Aim of the task: Can you turn every line of the material below into a Markdown table with two columns, Row for the row number and Text for the line itself, leaving out any blank lines?
──────── Items
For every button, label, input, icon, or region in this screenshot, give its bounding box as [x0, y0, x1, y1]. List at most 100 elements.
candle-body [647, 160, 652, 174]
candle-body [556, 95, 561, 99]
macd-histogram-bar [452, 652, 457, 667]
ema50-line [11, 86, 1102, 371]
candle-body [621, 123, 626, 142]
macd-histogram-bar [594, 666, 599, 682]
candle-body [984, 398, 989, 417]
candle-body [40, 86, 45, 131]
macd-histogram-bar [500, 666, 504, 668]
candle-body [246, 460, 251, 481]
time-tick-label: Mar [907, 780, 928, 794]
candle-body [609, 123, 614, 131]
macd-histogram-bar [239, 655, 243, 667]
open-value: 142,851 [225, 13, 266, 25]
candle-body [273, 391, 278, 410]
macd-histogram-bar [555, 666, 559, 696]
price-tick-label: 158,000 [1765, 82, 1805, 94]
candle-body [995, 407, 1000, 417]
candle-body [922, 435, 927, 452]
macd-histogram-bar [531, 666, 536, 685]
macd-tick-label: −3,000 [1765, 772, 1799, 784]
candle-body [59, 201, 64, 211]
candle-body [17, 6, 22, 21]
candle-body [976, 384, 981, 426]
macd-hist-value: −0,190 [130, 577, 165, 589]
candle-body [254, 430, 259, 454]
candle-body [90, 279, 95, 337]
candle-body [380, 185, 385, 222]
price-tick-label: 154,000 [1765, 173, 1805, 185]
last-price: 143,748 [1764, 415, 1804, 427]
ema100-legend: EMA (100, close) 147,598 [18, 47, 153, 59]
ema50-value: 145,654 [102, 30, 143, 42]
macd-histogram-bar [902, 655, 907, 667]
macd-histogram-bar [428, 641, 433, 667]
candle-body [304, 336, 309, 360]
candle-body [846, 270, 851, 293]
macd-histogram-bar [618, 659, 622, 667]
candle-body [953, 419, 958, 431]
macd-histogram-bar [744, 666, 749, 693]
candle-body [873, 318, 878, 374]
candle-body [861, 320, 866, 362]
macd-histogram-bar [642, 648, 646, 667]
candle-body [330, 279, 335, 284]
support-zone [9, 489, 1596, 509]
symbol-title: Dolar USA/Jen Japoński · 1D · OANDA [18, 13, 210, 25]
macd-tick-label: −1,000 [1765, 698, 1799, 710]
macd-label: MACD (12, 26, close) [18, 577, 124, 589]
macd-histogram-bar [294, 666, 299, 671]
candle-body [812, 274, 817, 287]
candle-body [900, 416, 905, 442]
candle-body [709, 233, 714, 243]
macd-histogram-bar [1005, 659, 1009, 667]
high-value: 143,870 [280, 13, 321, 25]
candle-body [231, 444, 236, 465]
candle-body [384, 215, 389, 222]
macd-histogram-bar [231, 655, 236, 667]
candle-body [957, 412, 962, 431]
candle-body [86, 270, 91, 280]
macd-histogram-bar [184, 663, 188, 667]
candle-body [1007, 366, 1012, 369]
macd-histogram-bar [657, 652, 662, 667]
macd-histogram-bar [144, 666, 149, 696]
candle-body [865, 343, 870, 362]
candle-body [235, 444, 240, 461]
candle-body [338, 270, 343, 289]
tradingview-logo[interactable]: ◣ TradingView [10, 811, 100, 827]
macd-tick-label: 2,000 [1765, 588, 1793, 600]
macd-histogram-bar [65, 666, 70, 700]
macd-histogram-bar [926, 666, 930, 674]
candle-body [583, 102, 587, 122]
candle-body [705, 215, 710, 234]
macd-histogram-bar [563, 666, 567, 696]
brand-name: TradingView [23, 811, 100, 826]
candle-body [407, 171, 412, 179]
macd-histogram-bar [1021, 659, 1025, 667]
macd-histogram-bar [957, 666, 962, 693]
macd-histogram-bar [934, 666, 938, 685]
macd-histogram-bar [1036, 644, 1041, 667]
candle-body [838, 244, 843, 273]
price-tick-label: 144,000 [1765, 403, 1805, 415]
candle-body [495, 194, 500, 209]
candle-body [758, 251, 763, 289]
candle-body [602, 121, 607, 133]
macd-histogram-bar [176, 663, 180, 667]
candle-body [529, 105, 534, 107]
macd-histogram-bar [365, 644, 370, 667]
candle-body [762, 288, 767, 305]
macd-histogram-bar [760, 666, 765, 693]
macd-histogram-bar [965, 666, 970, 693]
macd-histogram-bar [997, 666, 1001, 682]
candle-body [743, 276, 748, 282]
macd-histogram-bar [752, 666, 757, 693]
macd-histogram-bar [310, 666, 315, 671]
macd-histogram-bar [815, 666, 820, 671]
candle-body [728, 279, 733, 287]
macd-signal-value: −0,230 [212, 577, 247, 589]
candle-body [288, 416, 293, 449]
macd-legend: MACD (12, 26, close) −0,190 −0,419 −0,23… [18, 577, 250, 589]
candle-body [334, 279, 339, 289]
────────────────
Exercise answer:
| Row | Text |
|---|---|
| 1 | For every button, label, input, icon, or region in this screenshot, give its bounding box as [x0, y0, x1, y1]. List at most 100 elements. |
| 2 | candle-body [647, 160, 652, 174] |
| 3 | candle-body [556, 95, 561, 99] |
| 4 | macd-histogram-bar [452, 652, 457, 667] |
| 5 | ema50-line [11, 86, 1102, 371] |
| 6 | candle-body [621, 123, 626, 142] |
| 7 | macd-histogram-bar [594, 666, 599, 682] |
| 8 | candle-body [984, 398, 989, 417] |
| 9 | candle-body [40, 86, 45, 131] |
| 10 | macd-histogram-bar [500, 666, 504, 668] |
| 11 | candle-body [246, 460, 251, 481] |
| 12 | time-tick-label: Mar [907, 780, 928, 794] |
| 13 | candle-body [609, 123, 614, 131] |
| 14 | macd-histogram-bar [239, 655, 243, 667] |
| 15 | open-value: 142,851 [225, 13, 266, 25] |
| 16 | candle-body [273, 391, 278, 410] |
| 17 | macd-histogram-bar [555, 666, 559, 696] |
| 18 | price-tick-label: 158,000 [1765, 82, 1805, 94] |
| 19 | candle-body [995, 407, 1000, 417] |
| 20 | candle-body [922, 435, 927, 452] |
| 21 | macd-histogram-bar [531, 666, 536, 685] |
| 22 | macd-tick-label: −3,000 [1765, 772, 1799, 784] |
| 23 | candle-body [59, 201, 64, 211] |
| 24 | candle-body [17, 6, 22, 21] |
| 25 | candle-body [976, 384, 981, 426] |
| 26 | macd-hist-value: −0,190 [130, 577, 165, 589] |
| 27 | candle-body [254, 430, 259, 454] |
| 28 | candle-body [90, 279, 95, 337] |
| 29 | candle-body [380, 185, 385, 222] |
| 30 | price-tick-label: 154,000 [1765, 173, 1805, 185] |
| 31 | last-price: 143,748 [1764, 415, 1804, 427] |
| 32 | ema100-legend: EMA (100, close) 147,598 [18, 47, 153, 59] |
| 33 | ema50-value: 145,654 [102, 30, 143, 42] |
| 34 | macd-histogram-bar [902, 655, 907, 667] |
| 35 | macd-histogram-bar [428, 641, 433, 667] |
| 36 | candle-body [304, 336, 309, 360] |
| 37 | candle-body [846, 270, 851, 293] |
| 38 | macd-histogram-bar [618, 659, 622, 667] |
| 39 | candle-body [953, 419, 958, 431] |
| 40 | macd-histogram-bar [744, 666, 749, 693] |
| 41 | candle-body [873, 318, 878, 374] |
| 42 | candle-body [861, 320, 866, 362] |
| 43 | macd-histogram-bar [642, 648, 646, 667] |
| 44 | candle-body [330, 279, 335, 284] |
| 45 | support-zone [9, 489, 1596, 509] |
| 46 | symbol-title: Dolar USA/Jen Japoński · 1D · OANDA [18, 13, 210, 25] |
| 47 | macd-tick-label: −1,000 [1765, 698, 1799, 710] |
| 48 | macd-label: MACD (12, 26, close) [18, 577, 124, 589] |
| 49 | macd-histogram-bar [294, 666, 299, 671] |
| 50 | candle-body [812, 274, 817, 287] |
| 51 | candle-body [900, 416, 905, 442] |
| 52 | candle-body [709, 233, 714, 243] |
| 53 | macd-histogram-bar [1005, 659, 1009, 667] |
| 54 | high-value: 143,870 [280, 13, 321, 25] |
| 55 | candle-body [231, 444, 236, 465] |
| 56 | candle-body [384, 215, 389, 222] |
| 57 | macd-histogram-bar [231, 655, 236, 667] |
| 58 | candle-body [957, 412, 962, 431] |
| 59 | candle-body [86, 270, 91, 280] |
| 60 | macd-histogram-bar [184, 663, 188, 667] |
| 61 | candle-body [1007, 366, 1012, 369] |
| 62 | macd-histogram-bar [657, 652, 662, 667] |
| 63 | macd-histogram-bar [144, 666, 149, 696] |
| 64 | candle-body [865, 343, 870, 362] |
| 65 | candle-body [235, 444, 240, 461] |
| 66 | candle-body [338, 270, 343, 289] |
| 67 | tradingview-logo[interactable]: ◣ TradingView [10, 811, 100, 827] |
| 68 | macd-tick-label: 2,000 [1765, 588, 1793, 600] |
| 69 | macd-histogram-bar [65, 666, 70, 700] |
| 70 | macd-histogram-bar [926, 666, 930, 674] |
| 71 | candle-body [583, 102, 587, 122] |
| 72 | candle-body [705, 215, 710, 234] |
| 73 | macd-histogram-bar [563, 666, 567, 696] |
| 74 | brand-name: TradingView [23, 811, 100, 826] |
| 75 | candle-body [407, 171, 412, 179] |
| 76 | macd-histogram-bar [1021, 659, 1025, 667] |
| 77 | macd-histogram-bar [957, 666, 962, 693] |
| 78 | macd-histogram-bar [934, 666, 938, 685] |
| 79 | macd-histogram-bar [1036, 644, 1041, 667] |
| 80 | candle-body [838, 244, 843, 273] |
| 81 | price-tick-label: 144,000 [1765, 403, 1805, 415] |
| 82 | candle-body [495, 194, 500, 209] |
| 83 | candle-body [758, 251, 763, 289] |
| 84 | candle-body [602, 121, 607, 133] |
| 85 | macd-histogram-bar [176, 663, 180, 667] |
| 86 | candle-body [529, 105, 534, 107] |
| 87 | macd-histogram-bar [365, 644, 370, 667] |
| 88 | candle-body [762, 288, 767, 305] |
| 89 | macd-histogram-bar [760, 666, 765, 693] |
| 90 | macd-histogram-bar [965, 666, 970, 693] |
| 91 | macd-histogram-bar [997, 666, 1001, 682] |
| 92 | candle-body [743, 276, 748, 282] |
| 93 | macd-histogram-bar [752, 666, 757, 693] |
| 94 | macd-histogram-bar [310, 666, 315, 671] |
| 95 | macd-histogram-bar [815, 666, 820, 671] |
| 96 | candle-body [728, 279, 733, 287] |
| 97 | macd-signal-value: −0,230 [212, 577, 247, 589] |
| 98 | candle-body [288, 416, 293, 449] |
| 99 | macd-legend: MACD (12, 26, close) −0,190 −0,419 −0,23… [18, 577, 250, 589] |
| 100 | candle-body [334, 279, 339, 289] |